RECORDED INFORMATION
####

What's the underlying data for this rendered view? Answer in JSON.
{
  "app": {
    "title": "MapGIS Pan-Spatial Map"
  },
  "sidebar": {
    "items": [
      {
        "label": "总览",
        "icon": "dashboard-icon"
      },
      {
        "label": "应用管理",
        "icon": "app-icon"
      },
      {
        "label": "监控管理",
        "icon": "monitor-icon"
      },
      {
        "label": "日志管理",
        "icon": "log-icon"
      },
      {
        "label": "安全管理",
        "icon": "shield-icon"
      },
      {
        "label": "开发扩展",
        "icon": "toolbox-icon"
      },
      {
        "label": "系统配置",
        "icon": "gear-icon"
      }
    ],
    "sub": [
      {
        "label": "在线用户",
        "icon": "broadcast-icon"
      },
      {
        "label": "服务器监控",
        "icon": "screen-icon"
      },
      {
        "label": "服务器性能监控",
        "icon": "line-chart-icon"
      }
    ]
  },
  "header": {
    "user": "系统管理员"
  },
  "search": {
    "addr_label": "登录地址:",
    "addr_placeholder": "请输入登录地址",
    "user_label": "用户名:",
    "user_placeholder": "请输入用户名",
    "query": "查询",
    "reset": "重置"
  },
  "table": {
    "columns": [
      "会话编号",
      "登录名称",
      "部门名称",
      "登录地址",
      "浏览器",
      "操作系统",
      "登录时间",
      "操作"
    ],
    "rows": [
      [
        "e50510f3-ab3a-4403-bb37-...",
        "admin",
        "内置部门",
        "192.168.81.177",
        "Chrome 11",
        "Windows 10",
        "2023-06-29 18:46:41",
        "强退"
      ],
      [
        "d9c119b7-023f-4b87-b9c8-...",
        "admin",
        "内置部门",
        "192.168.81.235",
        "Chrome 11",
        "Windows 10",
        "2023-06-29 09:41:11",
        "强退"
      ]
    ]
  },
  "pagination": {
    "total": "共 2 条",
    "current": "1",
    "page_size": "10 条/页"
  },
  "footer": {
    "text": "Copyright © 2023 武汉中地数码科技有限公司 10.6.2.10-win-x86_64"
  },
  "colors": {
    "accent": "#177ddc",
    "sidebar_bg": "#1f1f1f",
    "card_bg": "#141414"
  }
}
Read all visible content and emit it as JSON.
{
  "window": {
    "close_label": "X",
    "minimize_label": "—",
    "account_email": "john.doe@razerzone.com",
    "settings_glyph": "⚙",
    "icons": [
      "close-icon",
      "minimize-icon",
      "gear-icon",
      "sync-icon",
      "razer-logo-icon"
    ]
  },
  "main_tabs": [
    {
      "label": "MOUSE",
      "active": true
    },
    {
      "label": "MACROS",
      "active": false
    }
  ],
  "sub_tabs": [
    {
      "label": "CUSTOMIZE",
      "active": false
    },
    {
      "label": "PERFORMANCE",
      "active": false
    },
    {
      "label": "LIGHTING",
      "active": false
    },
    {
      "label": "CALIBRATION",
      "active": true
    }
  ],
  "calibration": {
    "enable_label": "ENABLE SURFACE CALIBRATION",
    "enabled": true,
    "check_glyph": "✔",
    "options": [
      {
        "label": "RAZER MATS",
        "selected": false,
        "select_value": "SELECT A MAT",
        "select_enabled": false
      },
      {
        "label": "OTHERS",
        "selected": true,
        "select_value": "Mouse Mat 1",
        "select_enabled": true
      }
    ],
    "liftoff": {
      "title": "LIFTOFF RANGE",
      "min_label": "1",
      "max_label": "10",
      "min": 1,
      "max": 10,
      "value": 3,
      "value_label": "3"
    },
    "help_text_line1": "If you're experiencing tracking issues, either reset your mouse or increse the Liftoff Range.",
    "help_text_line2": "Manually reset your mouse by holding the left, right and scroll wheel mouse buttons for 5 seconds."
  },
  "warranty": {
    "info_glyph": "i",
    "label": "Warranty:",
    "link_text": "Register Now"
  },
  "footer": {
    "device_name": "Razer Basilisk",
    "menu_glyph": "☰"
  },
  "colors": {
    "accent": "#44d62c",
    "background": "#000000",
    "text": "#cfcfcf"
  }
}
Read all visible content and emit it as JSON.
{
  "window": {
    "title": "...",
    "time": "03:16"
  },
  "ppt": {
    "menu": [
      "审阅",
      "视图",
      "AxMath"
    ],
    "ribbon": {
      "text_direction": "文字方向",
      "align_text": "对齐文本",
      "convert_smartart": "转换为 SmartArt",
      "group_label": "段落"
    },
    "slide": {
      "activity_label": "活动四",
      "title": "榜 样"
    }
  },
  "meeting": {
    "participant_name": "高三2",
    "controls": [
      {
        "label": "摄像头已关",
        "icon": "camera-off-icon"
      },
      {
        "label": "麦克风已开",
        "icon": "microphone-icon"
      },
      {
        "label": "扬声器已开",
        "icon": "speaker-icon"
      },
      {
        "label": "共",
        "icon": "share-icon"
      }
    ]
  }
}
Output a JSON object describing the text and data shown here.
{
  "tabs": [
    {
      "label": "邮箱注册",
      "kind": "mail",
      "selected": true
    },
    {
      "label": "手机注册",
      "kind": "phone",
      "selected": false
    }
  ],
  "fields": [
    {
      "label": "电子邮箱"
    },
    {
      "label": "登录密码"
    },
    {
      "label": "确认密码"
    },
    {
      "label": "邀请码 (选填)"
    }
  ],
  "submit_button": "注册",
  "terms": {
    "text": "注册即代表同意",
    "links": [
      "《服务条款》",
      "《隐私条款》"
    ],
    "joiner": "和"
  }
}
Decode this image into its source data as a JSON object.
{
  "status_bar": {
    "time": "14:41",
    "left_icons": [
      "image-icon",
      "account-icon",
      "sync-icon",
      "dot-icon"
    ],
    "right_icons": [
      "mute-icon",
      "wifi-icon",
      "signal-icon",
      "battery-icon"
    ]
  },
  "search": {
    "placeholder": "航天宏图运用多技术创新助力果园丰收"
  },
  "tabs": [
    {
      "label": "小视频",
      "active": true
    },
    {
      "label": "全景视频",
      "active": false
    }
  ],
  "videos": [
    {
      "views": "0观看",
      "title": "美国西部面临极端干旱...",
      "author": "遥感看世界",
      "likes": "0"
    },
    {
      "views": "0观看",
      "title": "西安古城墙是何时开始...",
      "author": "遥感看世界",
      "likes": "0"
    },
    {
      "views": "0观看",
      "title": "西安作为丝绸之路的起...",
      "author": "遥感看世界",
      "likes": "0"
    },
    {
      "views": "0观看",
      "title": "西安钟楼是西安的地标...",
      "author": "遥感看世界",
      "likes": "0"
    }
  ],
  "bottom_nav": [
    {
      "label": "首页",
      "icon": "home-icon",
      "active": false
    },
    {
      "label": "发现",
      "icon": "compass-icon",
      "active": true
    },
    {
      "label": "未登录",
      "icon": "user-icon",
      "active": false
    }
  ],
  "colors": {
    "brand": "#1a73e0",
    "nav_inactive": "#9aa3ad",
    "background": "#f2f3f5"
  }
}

####

PROBLEM DETAILS
Each entry above is to be printed again exactly.

THE ANSWER
What's the underlying data for this rendered view? Answer in JSON.
{
  "app": {
    "title": "MapGIS Pan-Spatial Map"
  },
  "sidebar": {
    "items": [
      {
        "label": "总览",
        "icon": "dashboard-icon"
      },
      {
        "label": "应用管理",
        "icon": "app-icon"
      },
      {
        "label": "监控管理",
        "icon": "monitor-icon"
      },
      {
        "label": "日志管理",
        "icon": "log-icon"
      },
      {
        "label": "安全管理",
        "icon": "shield-icon"
      },
      {
        "label": "开发扩展",
        "icon": "toolbox-icon"
      },
      {
        "label": "系统配置",
        "icon": "gear-icon"
      }
    ],
    "sub": [
      {
        "label": "在线用户",
        "icon": "broadcast-icon"
      },
      {
        "label": "服务器监控",
        "icon": "screen-icon"
      },
      {
        "label": "服务器性能监控",
        "icon": "line-chart-icon"
      }
    ]
  },
  "header": {
    "user": "系统管理员"
  },
  "search": {
    "addr_label": "登录地址:",
    "addr_placeholder": "请输入登录地址",
    "user_label": "用户名:",
    "user_placeholder": "请输入用户名",
    "query": "查询",
    "reset": "重置"
  },
  "table": {
    "columns": [
      "会话编号",
      "登录名称",
      "部门名称",
      "登录地址",
      "浏览器",
      "操作系统",
      "登录时间",
      "操作"
    ],
    "rows": [
      [
        "e50510f3-ab3a-4403-bb37-...",
        "admin",
        "内置部门",
        "192.168.81.177",
        "Chrome 11",
        "Windows 10",
        "2023-06-29 18:46:41",
        "强退"
      ],
      [
        "d9c119b7-023f-4b87-b9c8-...",
        "admin",
        "内置部门",
        "192.168.81.235",
        "Chrome 11",
        "Windows 10",
        "2023-06-29 09:41:11",
        "强退"
      ]
    ]
  },
  "pagination": {
    "total": "共 2 条",
    "current": "1",
    "page_size": "10 条/页"
  },
  "footer": {
    "text": "Copyright © 2023 武汉中地数码科技有限公司 10.6.2.10-win-x86_64"
  },
  "colors": {
    "accent": "#177ddc",
    "sidebar_bg": "#1f1f1f",
    "card_bg": "#141414"
  }
}
Read all visible content and emit it as JSON.
{
  "window": {
    "close_label": "X",
    "minimize_label": "—",
    "account_email": "john.doe@razerzone.com",
    "settings_glyph": "⚙",
    "icons": [
      "close-icon",
      "minimize-icon",
      "gear-icon",
      "sync-icon",
      "razer-logo-icon"
    ]
  },
  "main_tabs": [
    {
      "label": "MOUSE",
      "active": true
    },
    {
      "label": "MACROS",
      "active": false
    }
  ],
  "sub_tabs": [
    {
      "label": "CUSTOMIZE",
      "active": false
    },
    {
      "label": "PERFORMANCE",
      "active": false
    },
    {
      "label": "LIGHTING",
      "active": false
    },
    {
      "label": "CALIBRATION",
      "active": true
    }
  ],
  "calibration": {
    "enable_label": "ENABLE SURFACE CALIBRATION",
    "enabled": true,
    "check_glyph": "✔",
    "options": [
      {
        "label": "RAZER MATS",
        "selected": false,
        "select_value": "SELECT A MAT",
        "select_enabled": false
      },
      {
        "label": "OTHERS",
        "selected": true,
        "select_value": "Mouse Mat 1",
        "select_enabled": true
      }
    ],
    "liftoff": {
      "title": "LIFTOFF RANGE",
      "min_label": "1",
      "max_label": "10",
      "min": 1,
      "max": 10,
      "value": 3,
      "value_label": "3"
    },
    "help_text_line1": "If you're experiencing tracking issues, either reset your mouse or increse the Liftoff Range.",
    "help_text_line2": "Manually reset your mouse by holding the left, right and scroll wheel mouse buttons for 5 seconds."
  },
  "warranty": {
    "info_glyph": "i",
    "label": "Warranty:",
    "link_text": "Register Now"
  },
  "footer": {
    "device_name": "Razer Basilisk",
    "menu_glyph": "☰"
  },
  "colors": {
    "accent": "#44d62c",
    "background": "#000000",
    "text": "#cfcfcf"
  }
}
Read all visible content and emit it as JSON.
{
  "window": {
    "title": "...",
    "time": "03:16"
  },
  "ppt": {
    "menu": [
      "审阅",
      "视图",
      "AxMath"
    ],
    "ribbon": {
      "text_direction": "文字方向",
      "align_text": "对齐文本",
      "convert_smartart": "转换为 SmartArt",
      "group_label": "段落"
    },
    "slide": {
      "activity_label": "活动四",
      "title": "榜 样"
    }
  },
  "meeting": {
    "participant_name": "高三2",
    "controls": [
      {
        "label": "摄像头已关",
        "icon": "camera-off-icon"
      },
      {
        "label": "麦克风已开",
        "icon": "microphone-icon"
      },
      {
        "label": "扬声器已开",
        "icon": "speaker-icon"
      },
      {
        "label": "共",
        "icon": "share-icon"
      }
    ]
  }
}
Output a JSON object describing the text and data shown here.
{
  "tabs": [
    {
      "label": "邮箱注册",
      "kind": "mail",
      "selected": true
    },
    {
      "label": "手机注册",
      "kind": "phone",
      "selected": false
    }
  ],
  "fields": [
    {
      "label": "电子邮箱"
    },
    {
      "label": "登录密码"
    },
    {
      "label": "确认密码"
    },
    {
      "label": "邀请码 (选填)"
    }
  ],
  "submit_button": "注册",
  "terms": {
    "text": "注册即代表同意",
    "links": [
      "《服务条款》",
      "《隐私条款》"
    ],
    "joiner": "和"
  }
}
Decode this image into its source data as a JSON object.
{
  "status_bar": {
    "time": "14:41",
    "left_icons": [
      "image-icon",
      "account-icon",
      "sync-icon",
      "dot-icon"
    ],
    "right_icons": [
      "mute-icon",
      "wifi-icon",
      "signal-icon",
      "battery-icon"
    ]
  },
  "search": {
    "placeholder": "航天宏图运用多技术创新助力果园丰收"
  },
  "tabs": [
    {
      "label": "小视频",
      "active": true
    },
    {
      "label": "全景视频",
      "active": false
    }
  ],
  "videos": [
    {
      "views": "0观看",
      "title": "美国西部面临极端干旱...",
      "author": "遥感看世界",
      "likes": "0"
    },
    {
      "views": "0观看",
      "title": "西安古城墙是何时开始...",
      "author": "遥感看世界",
      "likes": "0"
    },
    {
      "views": "0观看",
      "title": "西安作为丝绸之路的起...",
      "author": "遥感看世界",
      "likes": "0"
    },
    {
      "views": "0观看",
      "title": "西安钟楼是西安的地标...",
      "author": "遥感看世界",
      "likes": "0"
    }
  ],
  "bottom_nav": [
    {
      "label": "首页",
      "icon": "home-icon",
      "active": false
    },
    {
      "label": "发现",
      "icon": "compass-icon",
      "active": true
    },
    {
      "label": "未登录",
      "icon": "user-icon",
      "active": false
    }
  ],
  "colors": {
    "brand": "#1a73e0",
    "nav_inactive": "#9aa3ad",
    "background": "#f2f3f5"
  }
}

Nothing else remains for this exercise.